(Dataset records on visual material)
.....

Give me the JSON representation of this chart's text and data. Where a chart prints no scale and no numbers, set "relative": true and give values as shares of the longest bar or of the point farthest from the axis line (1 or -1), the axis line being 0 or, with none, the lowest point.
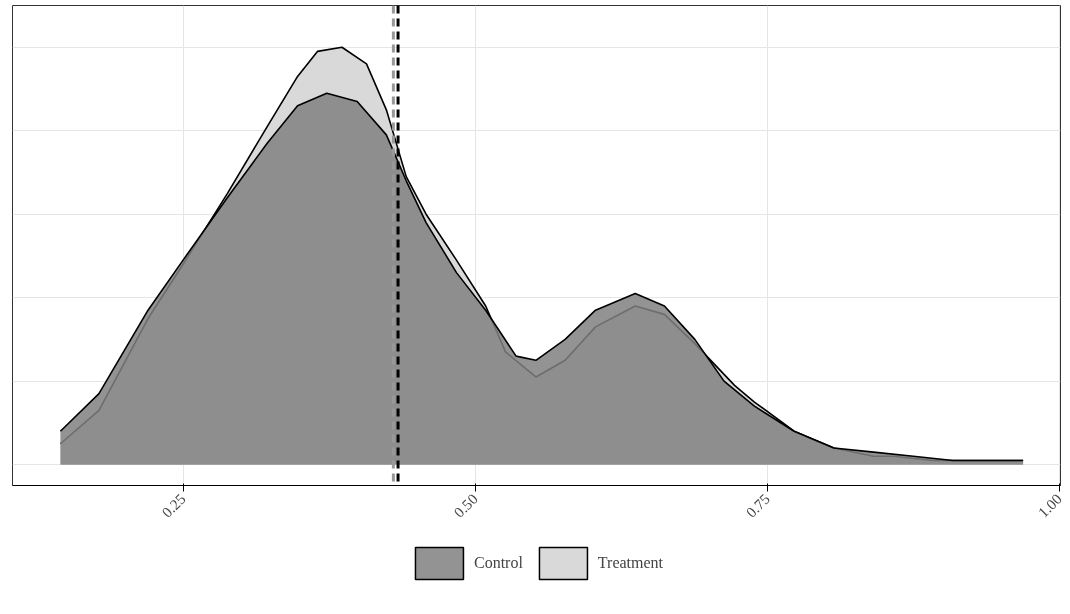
{
  "chart_data": {
    "type": "area",
    "relative": true,
    "xlim": [
      0.104,
      1.001
    ],
    "xticks": [
      {
        "value": 0.25,
        "label": "0.25"
      },
      {
        "value": 0.5,
        "label": "0.50"
      },
      {
        "value": 0.75,
        "label": "0.75"
      },
      {
        "value": 1.0,
        "label": "1.00"
      }
    ],
    "grid": true,
    "legend": "bottom",
    "tick_labels": "x",
    "series": [
      {
        "name": "Treatment",
        "color": "#d9d9d9",
        "x": [
          0.145,
          0.178,
          0.22,
          0.25,
          0.288,
          0.322,
          0.348,
          0.365,
          0.386,
          0.407,
          0.424,
          0.441,
          0.458,
          0.484,
          0.509,
          0.526,
          0.552,
          0.577,
          0.603,
          0.637,
          0.662,
          0.688,
          0.722,
          0.739,
          0.773,
          0.807,
          0.841,
          0.858,
          0.892,
          0.926,
          0.969
        ],
        "values": [
          0.05,
          0.13,
          0.35,
          0.48,
          0.65,
          0.81,
          0.93,
          0.99,
          1,
          0.96,
          0.85,
          0.69,
          0.6,
          0.49,
          0.38,
          0.27,
          0.21,
          0.25,
          0.33,
          0.38,
          0.36,
          0.29,
          0.19,
          0.15,
          0.08,
          0.04,
          0.02,
          0.02,
          0.01,
          0.01,
          0.01
        ]
      },
      {
        "name": "Control",
        "color": "#808080",
        "x": [
          0.145,
          0.178,
          0.22,
          0.25,
          0.288,
          0.322,
          0.348,
          0.373,
          0.399,
          0.424,
          0.441,
          0.458,
          0.484,
          0.509,
          0.535,
          0.552,
          0.577,
          0.603,
          0.637,
          0.662,
          0.688,
          0.713,
          0.739,
          0.773,
          0.807,
          0.841,
          0.875,
          0.909,
          0.943,
          0.969
        ],
        "values": [
          0.08,
          0.17,
          0.37,
          0.49,
          0.64,
          0.77,
          0.86,
          0.89,
          0.87,
          0.79,
          0.68,
          0.58,
          0.46,
          0.37,
          0.26,
          0.25,
          0.3,
          0.37,
          0.41,
          0.38,
          0.3,
          0.2,
          0.14,
          0.08,
          0.04,
          0.03,
          0.02,
          0.01,
          0.01,
          0.01
        ]
      }
    ],
    "ref_lines": [
      {
        "axis": "x",
        "value": 0.43,
        "color": "#999999",
        "line_style": "dashed"
      },
      {
        "axis": "x",
        "value": 0.434,
        "color": "#000000",
        "line_style": "dashed"
      }
    ]
  }
}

.....

* THE TASK: From the records given above, copy all lines containing "true".

* COMPLETE ANSWER:
Give me the JSON representation of this chart's text and data. Where a chart prints no scale and no numbers, set "relative": true and give values as shares of the longest bar or of the point farthest from the axis line (1 or -1), the axis line being 0 or, with none, the lowest point.
    "relative": true,
    "grid": true,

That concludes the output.